Set the listing down again exactly, please, apart from its pictures.

[Dataset entries]
+-------+

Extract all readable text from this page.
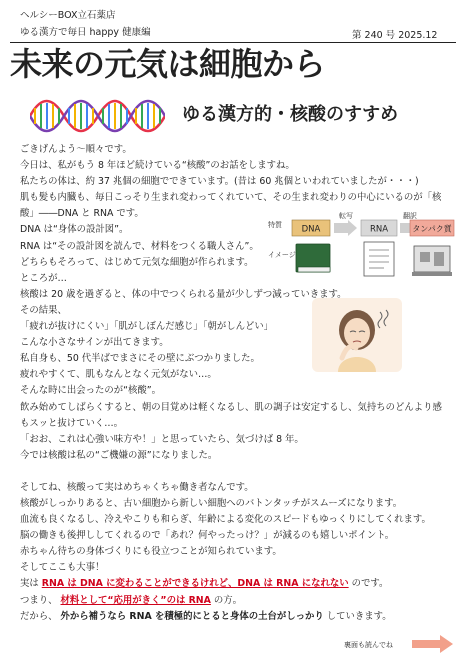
ヘルシーBOX立石薬店
ゆる漢方で毎日 happy 健康編	第 240 号 2025.12
未来の元気は細胞から
ゆる漢方的・核酸のすすめ
特質 DNA
転写
RNA
翻訳
タンパク質
イメージ

ごきげんよう～順々です。

今日は、私がもう 8 年ほど続けている“核酸”のお話をしますね。

私たちの体は、約 37 兆個の細胞でできています。(昔は 60 兆個といわれていましたが・・・)

肌も髪も内臓も、毎日こっそり生まれ変わってくれていて、その生まれ変わりの中心にいるのが「核酸」――DNA と RNA です。

DNA は“身体の設計図”。

RNA は“その設計図を読んで、材料をつくる職人さん”。

どちらもそろって、はじめて元気な細胞が作られます。

ところが…

核酸は 20 歳を過ぎると、体の中でつくられる量が少しずつ減っていきます。

その結果、

「疲れが抜けにくい」「肌がしぼんだ感じ」「朝がしんどい」

こんな小さなサインが出てきます。

私自身も、50 代半ばでまさにその壁にぶつかりました。

疲れやすくて、肌もなんとなく元気がない…。

そんな時に出会ったのが“核酸”。

飲み始めてしばらくすると、朝の目覚めは軽くなるし、肌の調子は安定するし、気持ちのどんより感もスッと抜けていく…。

「おお、これは心強い味方や！」と思っていたら、気づけば 8 年。

今では核酸は私の“ご機嫌の源”になりました。

そしてね、核酸って実はめちゃくちゃ働き者なんです。

核酸がしっかりあると、古い細胞から新しい細胞へのバトンタッチがスムーズになります。

血流も良くなるし、冷えやこりも和らぎ、年齢による変化のスピードもゆっくりにしてくれます。

脳の働きも後押ししてくれるので「あれ？何やったっけ？」が減るのも嬉しいポイント。

赤ちゃん待ちの身体づくりにも役立つことが知られています。

そしてここも大事！

実は RNA は DNA に変わることができるけれど、DNA は RNA になれない のです。

つまり、 材料として“応用がきく”のは RNA の方。

だから、 外から補うなら RNA を積極的にとると身体の土台がしっかり していきます。

裏面も読んでね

+-------+

Right answer
Extract all readable text from this page.
ヘルシーBOX立石薬店
ゆる漢方で毎日 happy 健康編	第 240 号 2025.12
未来の元気は細胞から
ゆる漢方的・核酸のすすめ
特質 DNA
転写
RNA
翻訳
タンパク質
イメージ

ごきげんよう～順々です。

今日は、私がもう 8 年ほど続けている“核酸”のお話をしますね。

私たちの体は、約 37 兆個の細胞でできています。(昔は 60 兆個といわれていましたが・・・)

肌も髪も内臓も、毎日こっそり生まれ変わってくれていて、その生まれ変わりの中心にいるのが「核酸」――DNA と RNA です。

DNA は“身体の設計図”。

RNA は“その設計図を読んで、材料をつくる職人さん”。

どちらもそろって、はじめて元気な細胞が作られます。

ところが…

核酸は 20 歳を過ぎると、体の中でつくられる量が少しずつ減っていきます。

その結果、

「疲れが抜けにくい」「肌がしぼんだ感じ」「朝がしんどい」

こんな小さなサインが出てきます。

私自身も、50 代半ばでまさにその壁にぶつかりました。

疲れやすくて、肌もなんとなく元気がない…。

そんな時に出会ったのが“核酸”。

飲み始めてしばらくすると、朝の目覚めは軽くなるし、肌の調子は安定するし、気持ちのどんより感もスッと抜けていく…。

「おお、これは心強い味方や！」と思っていたら、気づけば 8 年。

今では核酸は私の“ご機嫌の源”になりました。

そしてね、核酸って実はめちゃくちゃ働き者なんです。

核酸がしっかりあると、古い細胞から新しい細胞へのバトンタッチがスムーズになります。

血流も良くなるし、冷えやこりも和らぎ、年齢による変化のスピードもゆっくりにしてくれます。

脳の働きも後押ししてくれるので「あれ？何やったっけ？」が減るのも嬉しいポイント。

赤ちゃん待ちの身体づくりにも役立つことが知られています。

そしてここも大事！

実は RNA は DNA に変わることができるけれど、DNA は RNA になれない のです。

つまり、 材料として“応用がきく”のは RNA の方。

だから、 外から補うなら RNA を積極的にとると身体の土台がしっかり していきます。

裏面も読んでね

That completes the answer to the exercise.